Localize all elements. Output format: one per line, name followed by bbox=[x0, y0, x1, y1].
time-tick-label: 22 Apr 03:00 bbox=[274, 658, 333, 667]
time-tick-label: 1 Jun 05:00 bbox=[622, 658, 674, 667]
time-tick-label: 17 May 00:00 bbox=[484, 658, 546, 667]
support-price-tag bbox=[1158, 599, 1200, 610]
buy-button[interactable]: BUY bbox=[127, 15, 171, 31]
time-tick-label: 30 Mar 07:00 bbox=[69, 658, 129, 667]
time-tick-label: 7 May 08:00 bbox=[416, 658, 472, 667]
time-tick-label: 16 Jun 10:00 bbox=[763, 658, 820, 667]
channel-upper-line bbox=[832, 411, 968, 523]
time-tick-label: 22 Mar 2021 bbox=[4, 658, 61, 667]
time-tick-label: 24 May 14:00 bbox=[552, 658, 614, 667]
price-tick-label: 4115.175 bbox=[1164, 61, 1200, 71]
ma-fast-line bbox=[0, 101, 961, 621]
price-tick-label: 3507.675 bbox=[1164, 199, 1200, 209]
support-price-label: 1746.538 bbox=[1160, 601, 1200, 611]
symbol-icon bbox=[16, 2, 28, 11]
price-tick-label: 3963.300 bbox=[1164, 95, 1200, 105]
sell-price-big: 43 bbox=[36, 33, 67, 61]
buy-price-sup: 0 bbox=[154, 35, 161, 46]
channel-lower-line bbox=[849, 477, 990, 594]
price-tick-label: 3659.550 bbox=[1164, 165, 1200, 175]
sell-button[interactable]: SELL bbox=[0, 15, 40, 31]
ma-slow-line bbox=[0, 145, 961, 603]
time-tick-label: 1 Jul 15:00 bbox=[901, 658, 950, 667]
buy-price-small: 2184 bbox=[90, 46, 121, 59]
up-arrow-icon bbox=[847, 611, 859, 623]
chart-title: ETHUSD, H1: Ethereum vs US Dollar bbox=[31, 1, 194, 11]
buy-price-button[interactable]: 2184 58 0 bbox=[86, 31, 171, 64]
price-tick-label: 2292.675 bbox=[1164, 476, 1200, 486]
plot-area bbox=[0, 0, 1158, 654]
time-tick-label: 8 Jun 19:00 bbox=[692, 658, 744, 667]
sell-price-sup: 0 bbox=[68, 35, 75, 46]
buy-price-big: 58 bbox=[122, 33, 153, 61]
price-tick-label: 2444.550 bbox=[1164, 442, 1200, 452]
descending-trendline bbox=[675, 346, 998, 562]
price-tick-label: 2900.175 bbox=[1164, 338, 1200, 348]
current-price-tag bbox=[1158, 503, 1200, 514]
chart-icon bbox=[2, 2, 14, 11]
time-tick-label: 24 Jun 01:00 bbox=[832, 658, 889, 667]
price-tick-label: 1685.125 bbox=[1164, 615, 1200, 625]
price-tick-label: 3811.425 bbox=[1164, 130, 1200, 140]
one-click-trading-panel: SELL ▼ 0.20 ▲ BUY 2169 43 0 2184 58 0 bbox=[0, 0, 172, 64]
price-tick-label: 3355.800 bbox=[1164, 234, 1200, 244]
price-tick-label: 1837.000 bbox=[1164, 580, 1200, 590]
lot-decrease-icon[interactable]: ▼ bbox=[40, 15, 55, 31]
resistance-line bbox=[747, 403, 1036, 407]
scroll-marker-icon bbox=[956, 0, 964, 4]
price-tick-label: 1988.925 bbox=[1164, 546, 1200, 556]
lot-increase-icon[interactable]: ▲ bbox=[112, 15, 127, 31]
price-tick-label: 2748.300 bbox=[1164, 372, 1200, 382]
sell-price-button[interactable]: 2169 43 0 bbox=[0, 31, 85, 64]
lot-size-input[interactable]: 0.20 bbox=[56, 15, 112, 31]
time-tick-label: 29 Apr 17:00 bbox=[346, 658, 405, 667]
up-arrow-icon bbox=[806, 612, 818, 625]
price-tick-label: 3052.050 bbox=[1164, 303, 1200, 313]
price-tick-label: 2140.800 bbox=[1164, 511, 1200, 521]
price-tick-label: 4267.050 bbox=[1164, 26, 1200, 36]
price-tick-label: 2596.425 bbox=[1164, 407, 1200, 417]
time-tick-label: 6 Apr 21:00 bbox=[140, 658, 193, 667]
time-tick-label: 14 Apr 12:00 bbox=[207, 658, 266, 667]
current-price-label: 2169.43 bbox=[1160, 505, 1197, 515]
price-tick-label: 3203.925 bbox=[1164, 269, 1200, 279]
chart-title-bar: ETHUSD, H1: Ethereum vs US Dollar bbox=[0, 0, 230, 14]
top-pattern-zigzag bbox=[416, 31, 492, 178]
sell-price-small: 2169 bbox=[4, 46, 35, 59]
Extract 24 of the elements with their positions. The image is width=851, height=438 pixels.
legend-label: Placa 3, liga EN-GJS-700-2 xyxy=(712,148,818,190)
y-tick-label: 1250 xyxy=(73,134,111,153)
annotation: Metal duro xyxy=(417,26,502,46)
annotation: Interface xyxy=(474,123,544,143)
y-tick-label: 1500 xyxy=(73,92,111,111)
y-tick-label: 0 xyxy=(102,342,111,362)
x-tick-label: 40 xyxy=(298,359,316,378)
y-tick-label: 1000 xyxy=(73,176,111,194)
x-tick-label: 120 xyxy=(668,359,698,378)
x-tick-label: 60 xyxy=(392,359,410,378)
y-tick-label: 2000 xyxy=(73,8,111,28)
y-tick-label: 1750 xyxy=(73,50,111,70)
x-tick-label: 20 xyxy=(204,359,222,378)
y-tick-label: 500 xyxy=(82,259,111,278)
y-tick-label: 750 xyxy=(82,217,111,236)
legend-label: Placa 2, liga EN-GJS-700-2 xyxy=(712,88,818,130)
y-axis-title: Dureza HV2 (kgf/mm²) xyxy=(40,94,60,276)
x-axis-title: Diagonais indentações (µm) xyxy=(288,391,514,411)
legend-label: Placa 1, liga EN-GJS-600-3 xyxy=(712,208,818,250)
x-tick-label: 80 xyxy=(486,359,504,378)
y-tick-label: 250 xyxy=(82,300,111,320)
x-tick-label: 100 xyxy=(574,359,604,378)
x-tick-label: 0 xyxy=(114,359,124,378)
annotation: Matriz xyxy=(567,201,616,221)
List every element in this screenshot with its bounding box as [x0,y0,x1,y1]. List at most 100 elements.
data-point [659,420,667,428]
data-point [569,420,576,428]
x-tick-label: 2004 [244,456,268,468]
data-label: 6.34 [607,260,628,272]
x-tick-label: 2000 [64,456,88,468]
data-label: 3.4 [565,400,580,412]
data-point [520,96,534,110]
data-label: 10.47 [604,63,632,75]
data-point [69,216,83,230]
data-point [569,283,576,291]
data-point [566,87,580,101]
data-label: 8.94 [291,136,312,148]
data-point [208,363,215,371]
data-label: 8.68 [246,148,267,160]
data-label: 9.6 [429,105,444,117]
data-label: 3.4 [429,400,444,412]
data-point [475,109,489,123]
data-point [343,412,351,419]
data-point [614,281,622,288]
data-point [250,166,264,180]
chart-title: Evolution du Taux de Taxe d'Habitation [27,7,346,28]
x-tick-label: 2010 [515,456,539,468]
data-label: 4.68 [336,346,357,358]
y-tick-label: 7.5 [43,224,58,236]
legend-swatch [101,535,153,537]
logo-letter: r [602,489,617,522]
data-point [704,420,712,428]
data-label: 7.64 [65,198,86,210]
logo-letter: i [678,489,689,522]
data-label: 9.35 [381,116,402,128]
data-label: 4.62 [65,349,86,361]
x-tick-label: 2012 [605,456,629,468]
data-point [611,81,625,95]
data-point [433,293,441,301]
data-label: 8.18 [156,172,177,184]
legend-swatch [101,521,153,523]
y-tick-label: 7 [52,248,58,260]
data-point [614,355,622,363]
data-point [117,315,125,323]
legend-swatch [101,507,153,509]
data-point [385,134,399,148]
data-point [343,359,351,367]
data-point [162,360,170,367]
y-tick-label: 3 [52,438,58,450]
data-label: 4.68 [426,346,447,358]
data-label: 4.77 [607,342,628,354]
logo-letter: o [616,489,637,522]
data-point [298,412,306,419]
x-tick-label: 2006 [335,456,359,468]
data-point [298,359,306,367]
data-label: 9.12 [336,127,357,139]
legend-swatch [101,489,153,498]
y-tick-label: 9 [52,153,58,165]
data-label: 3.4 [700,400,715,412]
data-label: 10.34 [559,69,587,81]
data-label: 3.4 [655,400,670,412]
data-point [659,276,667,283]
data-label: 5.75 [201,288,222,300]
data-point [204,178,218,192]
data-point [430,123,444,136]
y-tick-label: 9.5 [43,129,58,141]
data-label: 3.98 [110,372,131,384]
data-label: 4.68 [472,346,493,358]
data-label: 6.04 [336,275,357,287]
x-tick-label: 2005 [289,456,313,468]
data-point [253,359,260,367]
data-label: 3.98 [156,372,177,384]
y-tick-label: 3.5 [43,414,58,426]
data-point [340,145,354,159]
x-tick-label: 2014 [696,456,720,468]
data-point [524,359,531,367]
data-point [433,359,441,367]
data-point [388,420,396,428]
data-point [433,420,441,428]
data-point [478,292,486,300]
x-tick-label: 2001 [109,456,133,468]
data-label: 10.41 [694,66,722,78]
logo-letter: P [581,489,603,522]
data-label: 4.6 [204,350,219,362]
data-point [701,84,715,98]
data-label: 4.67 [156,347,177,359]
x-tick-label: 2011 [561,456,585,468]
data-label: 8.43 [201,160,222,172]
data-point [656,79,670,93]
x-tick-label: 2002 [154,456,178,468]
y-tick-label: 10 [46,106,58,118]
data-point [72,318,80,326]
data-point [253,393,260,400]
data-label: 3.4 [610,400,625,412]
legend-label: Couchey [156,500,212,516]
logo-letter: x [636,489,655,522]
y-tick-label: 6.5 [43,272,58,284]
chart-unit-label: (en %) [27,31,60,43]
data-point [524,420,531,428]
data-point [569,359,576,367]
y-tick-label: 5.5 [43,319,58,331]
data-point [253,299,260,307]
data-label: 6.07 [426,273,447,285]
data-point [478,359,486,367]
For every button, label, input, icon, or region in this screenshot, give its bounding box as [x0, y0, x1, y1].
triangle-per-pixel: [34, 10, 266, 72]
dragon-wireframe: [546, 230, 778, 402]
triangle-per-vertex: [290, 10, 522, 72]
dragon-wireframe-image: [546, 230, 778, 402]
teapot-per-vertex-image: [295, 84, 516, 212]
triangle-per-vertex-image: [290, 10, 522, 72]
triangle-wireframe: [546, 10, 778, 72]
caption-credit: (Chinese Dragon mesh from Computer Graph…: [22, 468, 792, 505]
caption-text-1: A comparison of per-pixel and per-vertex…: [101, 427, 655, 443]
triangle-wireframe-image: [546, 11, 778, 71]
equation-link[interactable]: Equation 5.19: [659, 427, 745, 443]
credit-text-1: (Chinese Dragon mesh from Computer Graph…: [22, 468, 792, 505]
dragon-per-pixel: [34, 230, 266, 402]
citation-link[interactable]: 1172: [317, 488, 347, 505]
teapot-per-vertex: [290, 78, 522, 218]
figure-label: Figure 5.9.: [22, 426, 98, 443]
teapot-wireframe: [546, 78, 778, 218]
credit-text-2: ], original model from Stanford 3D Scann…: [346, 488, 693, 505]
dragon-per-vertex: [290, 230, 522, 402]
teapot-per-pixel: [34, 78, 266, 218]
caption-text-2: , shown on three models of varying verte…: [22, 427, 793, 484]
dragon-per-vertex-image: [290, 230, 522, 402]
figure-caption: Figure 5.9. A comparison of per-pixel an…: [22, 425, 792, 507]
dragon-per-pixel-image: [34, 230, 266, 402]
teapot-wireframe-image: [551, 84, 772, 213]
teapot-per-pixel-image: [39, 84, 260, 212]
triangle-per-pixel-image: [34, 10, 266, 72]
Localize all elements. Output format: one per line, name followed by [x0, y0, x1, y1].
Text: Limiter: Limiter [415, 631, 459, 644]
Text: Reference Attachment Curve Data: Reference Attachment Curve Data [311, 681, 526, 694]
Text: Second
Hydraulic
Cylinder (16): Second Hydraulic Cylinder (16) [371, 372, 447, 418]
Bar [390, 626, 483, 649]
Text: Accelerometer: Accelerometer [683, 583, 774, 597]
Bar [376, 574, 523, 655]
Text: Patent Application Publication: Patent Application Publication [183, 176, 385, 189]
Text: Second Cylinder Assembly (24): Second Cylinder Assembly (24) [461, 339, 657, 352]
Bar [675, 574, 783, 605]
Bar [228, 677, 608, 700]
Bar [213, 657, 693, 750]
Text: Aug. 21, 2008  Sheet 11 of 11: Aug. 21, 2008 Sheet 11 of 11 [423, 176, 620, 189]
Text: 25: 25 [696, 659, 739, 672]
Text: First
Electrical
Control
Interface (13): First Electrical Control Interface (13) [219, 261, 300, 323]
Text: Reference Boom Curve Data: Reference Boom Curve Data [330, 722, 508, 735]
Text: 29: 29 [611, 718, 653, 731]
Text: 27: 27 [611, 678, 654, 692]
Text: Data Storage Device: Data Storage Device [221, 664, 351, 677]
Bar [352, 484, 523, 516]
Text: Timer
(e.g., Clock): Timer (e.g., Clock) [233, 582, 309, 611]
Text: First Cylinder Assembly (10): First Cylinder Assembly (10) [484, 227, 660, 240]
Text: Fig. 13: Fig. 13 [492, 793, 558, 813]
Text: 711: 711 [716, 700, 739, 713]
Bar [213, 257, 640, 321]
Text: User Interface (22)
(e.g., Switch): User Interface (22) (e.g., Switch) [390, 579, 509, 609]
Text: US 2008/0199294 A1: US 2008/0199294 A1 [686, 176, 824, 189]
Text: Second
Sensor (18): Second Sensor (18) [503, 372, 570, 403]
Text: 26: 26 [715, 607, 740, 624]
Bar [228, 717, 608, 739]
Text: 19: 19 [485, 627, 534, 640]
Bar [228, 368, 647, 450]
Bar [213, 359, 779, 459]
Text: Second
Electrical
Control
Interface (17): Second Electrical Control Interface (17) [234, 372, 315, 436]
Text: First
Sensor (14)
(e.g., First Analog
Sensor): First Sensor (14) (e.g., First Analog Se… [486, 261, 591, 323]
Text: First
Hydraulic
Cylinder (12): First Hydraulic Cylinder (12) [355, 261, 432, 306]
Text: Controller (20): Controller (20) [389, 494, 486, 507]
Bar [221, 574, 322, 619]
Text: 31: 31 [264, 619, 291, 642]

* [EXERCISE DETAILS]: Copy the rows above exactly, from their first line through the line containing "descending-trendline bbox=[675, 346, 998, 562]", including both of those lines.

* [ANSWER TO THIS EXERCISE]:
Localize all elements. Output format: one per line, name followed by bbox=[x0, y0, x1, y1].
time-tick-label: 22 Apr 03:00 bbox=[274, 658, 333, 667]
time-tick-label: 1 Jun 05:00 bbox=[622, 658, 674, 667]
time-tick-label: 17 May 00:00 bbox=[484, 658, 546, 667]
support-price-tag bbox=[1158, 599, 1200, 610]
buy-button[interactable]: BUY bbox=[127, 15, 171, 31]
time-tick-label: 30 Mar 07:00 bbox=[69, 658, 129, 667]
time-tick-label: 7 May 08:00 bbox=[416, 658, 472, 667]
time-tick-label: 16 Jun 10:00 bbox=[763, 658, 820, 667]
channel-upper-line bbox=[832, 411, 968, 523]
time-tick-label: 22 Mar 2021 bbox=[4, 658, 61, 667]
time-tick-label: 24 May 14:00 bbox=[552, 658, 614, 667]
price-tick-label: 4115.175 bbox=[1164, 61, 1200, 71]
ma-fast-line bbox=[0, 101, 961, 621]
price-tick-label: 3507.675 bbox=[1164, 199, 1200, 209]
support-price-label: 1746.538 bbox=[1160, 601, 1200, 611]
symbol-icon bbox=[16, 2, 28, 11]
price-tick-label: 3963.300 bbox=[1164, 95, 1200, 105]
sell-price-big: 43 bbox=[36, 33, 67, 61]
buy-price-sup: 0 bbox=[154, 35, 161, 46]
channel-lower-line bbox=[849, 477, 990, 594]
price-tick-label: 3659.550 bbox=[1164, 165, 1200, 175]
sell-button[interactable]: SELL bbox=[0, 15, 40, 31]
ma-slow-line bbox=[0, 145, 961, 603]
time-tick-label: 1 Jul 15:00 bbox=[901, 658, 950, 667]
buy-price-small: 2184 bbox=[90, 46, 121, 59]
up-arrow-icon bbox=[847, 611, 859, 623]
chart-title: ETHUSD, H1: Ethereum vs US Dollar bbox=[31, 1, 194, 11]
buy-price-button[interactable]: 2184 58 0 bbox=[86, 31, 171, 64]
price-tick-label: 2292.675 bbox=[1164, 476, 1200, 486]
plot-area bbox=[0, 0, 1158, 654]
time-tick-label: 8 Jun 19:00 bbox=[692, 658, 744, 667]
sell-price-sup: 0 bbox=[68, 35, 75, 46]
buy-price-big: 58 bbox=[122, 33, 153, 61]
price-tick-label: 2444.550 bbox=[1164, 442, 1200, 452]
descending-trendline bbox=[675, 346, 998, 562]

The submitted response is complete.